---- Input material

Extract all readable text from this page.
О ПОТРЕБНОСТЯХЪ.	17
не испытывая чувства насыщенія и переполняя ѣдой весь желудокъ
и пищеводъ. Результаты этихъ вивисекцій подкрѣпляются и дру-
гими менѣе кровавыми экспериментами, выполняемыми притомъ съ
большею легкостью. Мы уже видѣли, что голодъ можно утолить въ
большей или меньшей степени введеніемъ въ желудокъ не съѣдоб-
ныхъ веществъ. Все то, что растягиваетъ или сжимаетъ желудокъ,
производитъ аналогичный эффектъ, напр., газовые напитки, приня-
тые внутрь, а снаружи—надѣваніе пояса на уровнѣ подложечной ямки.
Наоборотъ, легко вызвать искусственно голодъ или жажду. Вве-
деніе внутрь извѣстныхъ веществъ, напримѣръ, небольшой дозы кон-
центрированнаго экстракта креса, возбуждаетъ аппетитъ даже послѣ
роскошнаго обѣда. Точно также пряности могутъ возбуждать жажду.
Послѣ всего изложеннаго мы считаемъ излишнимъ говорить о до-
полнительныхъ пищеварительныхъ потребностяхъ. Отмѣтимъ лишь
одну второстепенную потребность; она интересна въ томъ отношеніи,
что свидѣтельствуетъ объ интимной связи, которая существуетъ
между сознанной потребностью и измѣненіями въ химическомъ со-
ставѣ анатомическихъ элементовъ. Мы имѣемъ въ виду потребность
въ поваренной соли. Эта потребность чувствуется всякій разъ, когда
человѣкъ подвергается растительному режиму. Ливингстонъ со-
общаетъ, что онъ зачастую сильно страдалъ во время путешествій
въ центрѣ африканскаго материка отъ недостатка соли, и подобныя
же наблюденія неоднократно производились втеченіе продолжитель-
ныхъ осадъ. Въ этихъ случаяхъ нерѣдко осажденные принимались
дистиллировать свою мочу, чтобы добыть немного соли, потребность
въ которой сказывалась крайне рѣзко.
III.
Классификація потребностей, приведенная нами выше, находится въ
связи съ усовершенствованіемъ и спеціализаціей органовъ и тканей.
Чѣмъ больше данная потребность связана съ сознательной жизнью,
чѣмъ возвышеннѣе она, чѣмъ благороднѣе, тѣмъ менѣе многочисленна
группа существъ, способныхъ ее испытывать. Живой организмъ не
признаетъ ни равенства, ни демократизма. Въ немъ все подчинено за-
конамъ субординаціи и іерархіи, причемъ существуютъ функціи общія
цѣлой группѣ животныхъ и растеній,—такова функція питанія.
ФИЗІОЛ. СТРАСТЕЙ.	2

--------

→ **Objective**
Print again each line of the listing above, exactly as it appears.

→ **Reply**
Extract all readable text from this page.
О ПОТРЕБНОСТЯХЪ.	17
не испытывая чувства насыщенія и переполняя ѣдой весь желудокъ
и пищеводъ. Результаты этихъ вивисекцій подкрѣпляются и дру-
гими менѣе кровавыми экспериментами, выполняемыми притомъ съ
большею легкостью. Мы уже видѣли, что голодъ можно утолить въ
большей или меньшей степени введеніемъ въ желудокъ не съѣдоб-
ныхъ веществъ. Все то, что растягиваетъ или сжимаетъ желудокъ,
производитъ аналогичный эффектъ, напр., газовые напитки, приня-
тые внутрь, а снаружи—надѣваніе пояса на уровнѣ подложечной ямки.
Наоборотъ, легко вызвать искусственно голодъ или жажду. Вве-
деніе внутрь извѣстныхъ веществъ, напримѣръ, небольшой дозы кон-
центрированнаго экстракта креса, возбуждаетъ аппетитъ даже послѣ
роскошнаго обѣда. Точно также пряности могутъ возбуждать жажду.
Послѣ всего изложеннаго мы считаемъ излишнимъ говорить о до-
полнительныхъ пищеварительныхъ потребностяхъ. Отмѣтимъ лишь
одну второстепенную потребность; она интересна въ томъ отношеніи,
что свидѣтельствуетъ объ интимной связи, которая существуетъ
между сознанной потребностью и измѣненіями въ химическомъ со-
ставѣ анатомическихъ элементовъ. Мы имѣемъ въ виду потребность
въ поваренной соли. Эта потребность чувствуется всякій разъ, когда
человѣкъ подвергается растительному режиму. Ливингстонъ со-
общаетъ, что онъ зачастую сильно страдалъ во время путешествій
въ центрѣ африканскаго материка отъ недостатка соли, и подобныя
же наблюденія неоднократно производились втеченіе продолжитель-
ныхъ осадъ. Въ этихъ случаяхъ нерѣдко осажденные принимались
дистиллировать свою мочу, чтобы добыть немного соли, потребность
въ которой сказывалась крайне рѣзко.
III.
Классификація потребностей, приведенная нами выше, находится въ
связи съ усовершенствованіемъ и спеціализаціей органовъ и тканей.
Чѣмъ больше данная потребность связана съ сознательной жизнью,
чѣмъ возвышеннѣе она, чѣмъ благороднѣе, тѣмъ менѣе многочисленна
группа существъ, способныхъ ее испытывать. Живой организмъ не
признаетъ ни равенства, ни демократизма. Въ немъ все подчинено за-
конамъ субординаціи и іерархіи, причемъ существуютъ функціи общія
цѣлой группѣ животныхъ и растеній,—такова функція питанія.
ФИЗІОЛ. СТРАСТЕЙ.	2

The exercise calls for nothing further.